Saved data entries

++++++++

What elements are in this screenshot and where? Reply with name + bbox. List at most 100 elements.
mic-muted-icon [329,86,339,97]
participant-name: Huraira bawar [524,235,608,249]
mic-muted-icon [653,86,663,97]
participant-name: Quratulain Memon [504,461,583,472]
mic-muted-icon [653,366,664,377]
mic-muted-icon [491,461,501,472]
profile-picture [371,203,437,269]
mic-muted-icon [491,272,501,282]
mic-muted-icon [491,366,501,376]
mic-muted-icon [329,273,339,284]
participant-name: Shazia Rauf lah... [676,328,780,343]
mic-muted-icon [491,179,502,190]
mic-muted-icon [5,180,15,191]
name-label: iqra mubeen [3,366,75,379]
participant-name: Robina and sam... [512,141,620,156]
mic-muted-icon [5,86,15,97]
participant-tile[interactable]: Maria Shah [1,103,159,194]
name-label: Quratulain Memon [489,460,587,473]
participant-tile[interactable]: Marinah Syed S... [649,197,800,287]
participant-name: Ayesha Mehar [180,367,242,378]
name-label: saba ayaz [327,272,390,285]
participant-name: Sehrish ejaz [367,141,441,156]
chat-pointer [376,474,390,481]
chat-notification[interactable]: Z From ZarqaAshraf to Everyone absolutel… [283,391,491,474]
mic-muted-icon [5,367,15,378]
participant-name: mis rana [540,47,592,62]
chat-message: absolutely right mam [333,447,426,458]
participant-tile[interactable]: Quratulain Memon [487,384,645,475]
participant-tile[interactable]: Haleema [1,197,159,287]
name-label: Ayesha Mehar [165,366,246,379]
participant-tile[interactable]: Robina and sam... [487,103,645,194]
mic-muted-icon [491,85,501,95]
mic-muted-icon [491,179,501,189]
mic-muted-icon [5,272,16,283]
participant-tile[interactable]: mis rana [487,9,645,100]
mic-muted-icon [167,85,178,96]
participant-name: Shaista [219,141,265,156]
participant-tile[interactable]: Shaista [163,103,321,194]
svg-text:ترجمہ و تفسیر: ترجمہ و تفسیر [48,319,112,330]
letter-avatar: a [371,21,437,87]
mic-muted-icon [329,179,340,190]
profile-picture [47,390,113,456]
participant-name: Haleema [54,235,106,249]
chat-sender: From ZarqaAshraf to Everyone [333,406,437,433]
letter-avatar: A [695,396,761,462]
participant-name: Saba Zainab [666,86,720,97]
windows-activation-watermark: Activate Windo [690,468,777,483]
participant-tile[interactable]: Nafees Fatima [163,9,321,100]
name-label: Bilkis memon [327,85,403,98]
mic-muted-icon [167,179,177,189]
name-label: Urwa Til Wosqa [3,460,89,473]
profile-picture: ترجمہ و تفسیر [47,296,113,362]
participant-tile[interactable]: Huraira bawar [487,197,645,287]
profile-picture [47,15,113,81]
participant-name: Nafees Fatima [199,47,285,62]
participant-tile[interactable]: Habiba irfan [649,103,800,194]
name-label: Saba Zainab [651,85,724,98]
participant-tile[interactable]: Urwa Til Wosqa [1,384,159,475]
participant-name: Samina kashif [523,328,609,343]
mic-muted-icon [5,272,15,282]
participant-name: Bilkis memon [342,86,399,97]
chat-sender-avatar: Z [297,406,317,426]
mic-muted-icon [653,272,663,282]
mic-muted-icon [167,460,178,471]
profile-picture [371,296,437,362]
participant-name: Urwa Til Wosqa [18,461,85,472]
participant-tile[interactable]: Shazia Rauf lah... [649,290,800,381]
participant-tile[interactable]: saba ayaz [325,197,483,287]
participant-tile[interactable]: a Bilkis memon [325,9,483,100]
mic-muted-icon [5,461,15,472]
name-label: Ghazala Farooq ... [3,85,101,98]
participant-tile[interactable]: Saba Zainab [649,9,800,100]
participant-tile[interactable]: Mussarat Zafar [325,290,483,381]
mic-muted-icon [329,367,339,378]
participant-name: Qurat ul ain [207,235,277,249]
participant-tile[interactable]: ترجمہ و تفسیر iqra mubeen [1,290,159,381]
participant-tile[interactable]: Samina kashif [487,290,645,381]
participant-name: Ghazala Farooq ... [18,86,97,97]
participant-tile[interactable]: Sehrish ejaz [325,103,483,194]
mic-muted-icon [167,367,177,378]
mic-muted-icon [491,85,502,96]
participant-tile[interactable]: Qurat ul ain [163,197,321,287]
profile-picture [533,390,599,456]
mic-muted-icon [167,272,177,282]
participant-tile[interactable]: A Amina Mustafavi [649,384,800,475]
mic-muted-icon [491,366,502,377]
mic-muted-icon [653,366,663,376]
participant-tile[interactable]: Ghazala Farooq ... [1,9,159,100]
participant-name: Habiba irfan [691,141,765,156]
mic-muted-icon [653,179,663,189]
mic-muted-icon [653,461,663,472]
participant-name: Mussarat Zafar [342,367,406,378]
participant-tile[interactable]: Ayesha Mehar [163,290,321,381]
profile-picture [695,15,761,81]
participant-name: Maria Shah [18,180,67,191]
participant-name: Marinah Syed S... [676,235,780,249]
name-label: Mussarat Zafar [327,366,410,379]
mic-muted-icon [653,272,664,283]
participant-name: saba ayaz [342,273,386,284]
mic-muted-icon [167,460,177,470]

++++++++

> OBJECTIVE
Reproduce the records verbatim from the first line through the line containing "participant-name: Ayesha Mehar", including both of those lines.

> ANSWER IN FULL
What elements are in this screenshot and where? Reply with name + bbox. List at most 100 elements.
mic-muted-icon [329,86,339,97]
participant-name: Huraira bawar [524,235,608,249]
mic-muted-icon [653,86,663,97]
participant-name: Quratulain Memon [504,461,583,472]
mic-muted-icon [653,366,664,377]
mic-muted-icon [491,461,501,472]
profile-picture [371,203,437,269]
mic-muted-icon [491,272,501,282]
mic-muted-icon [491,366,501,376]
mic-muted-icon [329,273,339,284]
participant-name: Shazia Rauf lah... [676,328,780,343]
mic-muted-icon [491,179,502,190]
mic-muted-icon [5,180,15,191]
name-label: iqra mubeen [3,366,75,379]
participant-name: Robina and sam... [512,141,620,156]
mic-muted-icon [5,86,15,97]
participant-tile[interactable]: Maria Shah [1,103,159,194]
name-label: Quratulain Memon [489,460,587,473]
participant-tile[interactable]: Marinah Syed S... [649,197,800,287]
participant-name: Ayesha Mehar [180,367,242,378]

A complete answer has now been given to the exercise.